▶ [PASSAGE PROVIDED]
%%

Letters of Credit are incredibly useful and sometimes necessary tools in the course of international trade. They essentially serve to notify a seller of goods that a buyer has a line of credit with a credible financial institution. This allows the seller to feel more assured that in the event the buyer is unable to cover the costs of the goods, the seller will still get paid by the bank.

Enforceable Letters of Credit authorize a company to “draw” on the bank up to an aggregate amount upon demand according to certain terms and condition. The Letter of Credit must specify the total amount that may be drawn by the company from time to time, usually upon written demand. The bank promises to honor the demand, again up to a certain amount.

The letter of credit should also include the term of the line of credit, whether it is indefinite or whether it will only continue up to a certain expiration date. A provision discussing automatic extension of the agreement may also be included. Usually the bank will have the option to notify the company in writing that they are electing not to extend or renew the line of credit. In this case, the company will be responsible for paying the amount outstanding on or before the expiration date of the agreement.

There is typically a fee for opening a line of credit with a bank. The applicant pays the LC fee to the bank, and may in turn charge this on to the beneficiary. From the bank's point of view, the LC they have issued can be called upon at any time (subject to the relevant terms and conditions), and bank then looks to reclaim this from the applicant.

%%

▶ [STUDY MATERIAL]
%%

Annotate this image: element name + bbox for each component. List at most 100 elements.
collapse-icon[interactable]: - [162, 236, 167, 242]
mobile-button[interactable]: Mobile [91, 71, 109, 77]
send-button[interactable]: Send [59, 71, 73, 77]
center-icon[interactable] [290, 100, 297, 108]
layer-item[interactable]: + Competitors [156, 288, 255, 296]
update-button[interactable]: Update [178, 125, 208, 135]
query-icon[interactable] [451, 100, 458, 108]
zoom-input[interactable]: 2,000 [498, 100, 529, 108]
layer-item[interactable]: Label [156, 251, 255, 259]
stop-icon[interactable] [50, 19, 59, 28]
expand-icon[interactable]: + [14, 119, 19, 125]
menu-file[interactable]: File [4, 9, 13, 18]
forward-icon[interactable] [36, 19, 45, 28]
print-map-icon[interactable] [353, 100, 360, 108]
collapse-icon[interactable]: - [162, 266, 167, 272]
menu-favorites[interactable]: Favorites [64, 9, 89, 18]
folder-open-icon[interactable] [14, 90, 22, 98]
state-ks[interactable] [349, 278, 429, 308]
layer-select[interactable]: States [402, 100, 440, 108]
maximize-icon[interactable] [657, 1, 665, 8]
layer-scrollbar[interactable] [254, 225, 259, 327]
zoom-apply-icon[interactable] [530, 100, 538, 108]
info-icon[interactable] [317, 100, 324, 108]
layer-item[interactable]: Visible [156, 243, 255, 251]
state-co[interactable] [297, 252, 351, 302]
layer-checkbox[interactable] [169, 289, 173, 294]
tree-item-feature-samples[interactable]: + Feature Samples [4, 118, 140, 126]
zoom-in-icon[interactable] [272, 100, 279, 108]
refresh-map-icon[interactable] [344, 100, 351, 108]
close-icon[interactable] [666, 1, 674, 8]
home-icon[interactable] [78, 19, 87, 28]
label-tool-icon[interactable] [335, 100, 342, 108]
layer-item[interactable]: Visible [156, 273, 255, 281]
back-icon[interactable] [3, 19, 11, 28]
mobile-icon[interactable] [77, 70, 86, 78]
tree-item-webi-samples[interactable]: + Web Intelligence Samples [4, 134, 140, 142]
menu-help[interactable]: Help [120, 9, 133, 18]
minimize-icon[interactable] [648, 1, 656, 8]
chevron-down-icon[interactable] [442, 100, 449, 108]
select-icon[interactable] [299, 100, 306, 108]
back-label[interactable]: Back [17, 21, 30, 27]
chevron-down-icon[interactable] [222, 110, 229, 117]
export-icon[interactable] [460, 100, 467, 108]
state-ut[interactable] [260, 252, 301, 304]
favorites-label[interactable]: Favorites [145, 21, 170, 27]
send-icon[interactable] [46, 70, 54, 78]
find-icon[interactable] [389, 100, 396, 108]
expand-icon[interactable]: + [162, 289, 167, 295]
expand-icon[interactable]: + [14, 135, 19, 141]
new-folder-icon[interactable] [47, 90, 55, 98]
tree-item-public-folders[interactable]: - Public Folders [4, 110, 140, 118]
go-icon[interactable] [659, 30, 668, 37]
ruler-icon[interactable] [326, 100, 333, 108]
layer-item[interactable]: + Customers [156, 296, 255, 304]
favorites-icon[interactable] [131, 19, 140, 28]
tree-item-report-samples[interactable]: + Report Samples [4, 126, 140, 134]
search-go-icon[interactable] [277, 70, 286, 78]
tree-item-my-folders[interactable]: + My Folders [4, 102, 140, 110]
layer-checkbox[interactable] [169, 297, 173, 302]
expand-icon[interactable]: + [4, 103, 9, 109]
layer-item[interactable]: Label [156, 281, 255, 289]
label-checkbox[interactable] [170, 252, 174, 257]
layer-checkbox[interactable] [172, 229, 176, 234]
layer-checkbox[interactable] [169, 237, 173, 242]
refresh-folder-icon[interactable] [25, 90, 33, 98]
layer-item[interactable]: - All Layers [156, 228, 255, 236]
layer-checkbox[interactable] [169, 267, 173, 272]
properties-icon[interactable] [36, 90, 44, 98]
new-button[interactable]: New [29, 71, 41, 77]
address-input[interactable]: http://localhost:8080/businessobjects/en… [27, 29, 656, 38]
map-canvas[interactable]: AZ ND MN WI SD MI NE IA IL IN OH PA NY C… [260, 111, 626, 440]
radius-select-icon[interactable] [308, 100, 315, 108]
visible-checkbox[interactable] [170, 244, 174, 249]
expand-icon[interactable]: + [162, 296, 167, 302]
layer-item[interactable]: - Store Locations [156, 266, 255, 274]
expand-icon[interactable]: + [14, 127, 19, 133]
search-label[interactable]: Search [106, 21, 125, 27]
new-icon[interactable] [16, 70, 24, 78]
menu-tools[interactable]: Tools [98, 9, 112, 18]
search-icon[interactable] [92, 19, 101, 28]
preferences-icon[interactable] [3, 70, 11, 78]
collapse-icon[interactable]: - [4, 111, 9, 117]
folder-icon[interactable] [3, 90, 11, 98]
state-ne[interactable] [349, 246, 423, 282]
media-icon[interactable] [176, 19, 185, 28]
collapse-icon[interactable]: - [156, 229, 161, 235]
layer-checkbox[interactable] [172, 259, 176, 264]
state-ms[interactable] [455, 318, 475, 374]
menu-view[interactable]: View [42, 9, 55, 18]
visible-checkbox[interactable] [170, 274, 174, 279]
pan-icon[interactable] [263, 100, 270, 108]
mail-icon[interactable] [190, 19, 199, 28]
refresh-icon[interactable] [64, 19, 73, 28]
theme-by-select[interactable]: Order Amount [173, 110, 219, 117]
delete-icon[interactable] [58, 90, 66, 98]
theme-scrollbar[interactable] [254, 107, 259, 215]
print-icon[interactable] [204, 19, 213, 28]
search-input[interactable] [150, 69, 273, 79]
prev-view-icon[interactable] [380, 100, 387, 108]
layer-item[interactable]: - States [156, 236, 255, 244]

%%

▶ [APPLY WHAT YOU READ]
[a] Reproduce word for word the part of the passage on letters of credit from "There is typically" up to and including "from the applicant.".
[b] Answer these questions from the passage on letters of credit:
(i) What total must the Letter of Credit specify?
(ii) Who pays the LC fee to the bank?
(iii) If the bank elects not to extend or renew the line of credit, what is the company responsible for?
[c] According to the passage on letters of credit, why does a Letter of Credit make a seller feel more assured?
None of the items is needed for the work that follows.

▶ [RESULTS FOR THE EXERCISE]
[a]
There is typically a fee for opening a line of credit with a bank. The applicant pays the LC fee to the bank, and may in turn charge this on to the beneficiary. From the bank's point of view, the LC they have issued can be called upon at any time (subject to the relevant terms and conditions), and bank then looks to reclaim this from the applicant.

[b]
(i) The total amount that may be drawn by the company from time to time, usually upon written demand.
(ii) The applicant.
(iii) Paying the amount outstanding on or before the expiration date of the agreement.

[c] It notifies the seller that the buyer has a line of credit with a credible financial institution. If the buyer is unable to cover the costs of the goods, the seller will still get paid by the bank.